SET PROBLEM:
Find every line with "解除劳动合同经济补偿协议书" in it, then report how many there are and nothing more.

++++

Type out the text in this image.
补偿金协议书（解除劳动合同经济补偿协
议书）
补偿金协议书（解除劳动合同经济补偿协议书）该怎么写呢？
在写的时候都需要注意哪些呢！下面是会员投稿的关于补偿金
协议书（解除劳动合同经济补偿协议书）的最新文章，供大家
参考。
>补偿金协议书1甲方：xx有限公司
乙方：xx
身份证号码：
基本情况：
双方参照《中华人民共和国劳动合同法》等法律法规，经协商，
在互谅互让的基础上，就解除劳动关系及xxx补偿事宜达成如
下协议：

++++

ANSWER:
2